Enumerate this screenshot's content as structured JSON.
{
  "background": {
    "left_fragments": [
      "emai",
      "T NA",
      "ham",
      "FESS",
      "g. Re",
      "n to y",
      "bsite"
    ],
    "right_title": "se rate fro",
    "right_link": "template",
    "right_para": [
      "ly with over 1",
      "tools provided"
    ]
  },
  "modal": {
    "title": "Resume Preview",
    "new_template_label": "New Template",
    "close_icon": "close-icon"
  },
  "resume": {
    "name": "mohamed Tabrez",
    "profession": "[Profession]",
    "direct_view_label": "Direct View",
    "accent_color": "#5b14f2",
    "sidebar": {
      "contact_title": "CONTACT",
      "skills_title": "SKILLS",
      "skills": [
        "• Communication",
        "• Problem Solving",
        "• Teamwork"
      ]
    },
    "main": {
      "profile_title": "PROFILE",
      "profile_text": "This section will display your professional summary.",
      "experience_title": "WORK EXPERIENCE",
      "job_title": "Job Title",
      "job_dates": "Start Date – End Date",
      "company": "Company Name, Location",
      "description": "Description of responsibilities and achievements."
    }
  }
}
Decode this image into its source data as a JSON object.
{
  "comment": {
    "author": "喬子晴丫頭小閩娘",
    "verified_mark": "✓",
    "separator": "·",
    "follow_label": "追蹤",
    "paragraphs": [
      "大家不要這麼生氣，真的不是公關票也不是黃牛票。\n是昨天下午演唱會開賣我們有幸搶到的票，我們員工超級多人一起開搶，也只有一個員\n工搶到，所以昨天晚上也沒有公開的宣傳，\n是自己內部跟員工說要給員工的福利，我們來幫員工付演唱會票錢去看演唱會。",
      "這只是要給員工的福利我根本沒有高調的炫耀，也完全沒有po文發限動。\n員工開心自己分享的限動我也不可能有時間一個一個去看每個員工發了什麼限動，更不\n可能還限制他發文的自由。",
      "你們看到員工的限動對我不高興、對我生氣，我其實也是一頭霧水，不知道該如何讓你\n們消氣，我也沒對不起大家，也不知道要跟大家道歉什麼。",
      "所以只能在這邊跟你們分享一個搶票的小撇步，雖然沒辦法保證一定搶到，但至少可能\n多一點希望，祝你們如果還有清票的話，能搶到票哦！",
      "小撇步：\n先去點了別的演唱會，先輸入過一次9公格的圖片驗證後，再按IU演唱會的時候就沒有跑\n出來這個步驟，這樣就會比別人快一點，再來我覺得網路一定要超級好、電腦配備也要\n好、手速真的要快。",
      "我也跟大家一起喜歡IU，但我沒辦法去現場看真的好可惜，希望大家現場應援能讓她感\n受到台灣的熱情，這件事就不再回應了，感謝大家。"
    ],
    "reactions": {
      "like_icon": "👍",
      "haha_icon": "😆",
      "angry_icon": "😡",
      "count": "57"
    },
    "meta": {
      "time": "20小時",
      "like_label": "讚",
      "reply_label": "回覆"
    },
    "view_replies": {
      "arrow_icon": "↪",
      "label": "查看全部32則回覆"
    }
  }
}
--
◆ The problem ◆
Print out all the entries precisely as written.

◆ Written reply ◆
Enumerate this screenshot's content as structured JSON.
{
  "background": {
    "left_fragments": [
      "emai",
      "T NA",
      "ham",
      "FESS",
      "g. Re",
      "n to y",
      "bsite"
    ],
    "right_title": "se rate fro",
    "right_link": "template",
    "right_para": [
      "ly with over 1",
      "tools provided"
    ]
  },
  "modal": {
    "title": "Resume Preview",
    "new_template_label": "New Template",
    "close_icon": "close-icon"
  },
  "resume": {
    "name": "mohamed Tabrez",
    "profession": "[Profession]",
    "direct_view_label": "Direct View",
    "accent_color": "#5b14f2",
    "sidebar": {
      "contact_title": "CONTACT",
      "skills_title": "SKILLS",
      "skills": [
        "• Communication",
        "• Problem Solving",
        "• Teamwork"
      ]
    },
    "main": {
      "profile_title": "PROFILE",
      "profile_text": "This section will display your professional summary.",
      "experience_title": "WORK EXPERIENCE",
      "job_title": "Job Title",
      "job_dates": "Start Date – End Date",
      "company": "Company Name, Location",
      "description": "Description of responsibilities and achievements."
    }
  }
}
Decode this image into its source data as a JSON object.
{
  "comment": {
    "author": "喬子晴丫頭小閩娘",
    "verified_mark": "✓",
    "separator": "·",
    "follow_label": "追蹤",
    "paragraphs": [
      "大家不要這麼生氣，真的不是公關票也不是黃牛票。\n是昨天下午演唱會開賣我們有幸搶到的票，我們員工超級多人一起開搶，也只有一個員\n工搶到，所以昨天晚上也沒有公開的宣傳，\n是自己內部跟員工說要給員工的福利，我們來幫員工付演唱會票錢去看演唱會。",
      "這只是要給員工的福利我根本沒有高調的炫耀，也完全沒有po文發限動。\n員工開心自己分享的限動我也不可能有時間一個一個去看每個員工發了什麼限動，更不\n可能還限制他發文的自由。",
      "你們看到員工的限動對我不高興、對我生氣，我其實也是一頭霧水，不知道該如何讓你\n們消氣，我也沒對不起大家，也不知道要跟大家道歉什麼。",
      "所以只能在這邊跟你們分享一個搶票的小撇步，雖然沒辦法保證一定搶到，但至少可能\n多一點希望，祝你們如果還有清票的話，能搶到票哦！",
      "小撇步：\n先去點了別的演唱會，先輸入過一次9公格的圖片驗證後，再按IU演唱會的時候就沒有跑\n出來這個步驟，這樣就會比別人快一點，再來我覺得網路一定要超級好、電腦配備也要\n好、手速真的要快。",
      "我也跟大家一起喜歡IU，但我沒辦法去現場看真的好可惜，希望大家現場應援能讓她感\n受到台灣的熱情，這件事就不再回應了，感謝大家。"
    ],
    "reactions": {
      "like_icon": "👍",
      "haha_icon": "😆",
      "angry_icon": "😡",
      "count": "57"
    },
    "meta": {
      "time": "20小時",
      "like_label": "讚",
      "reply_label": "回覆"
    },
    "view_replies": {
      "arrow_icon": "↪",
      "label": "查看全部32則回覆"
    }
  }
}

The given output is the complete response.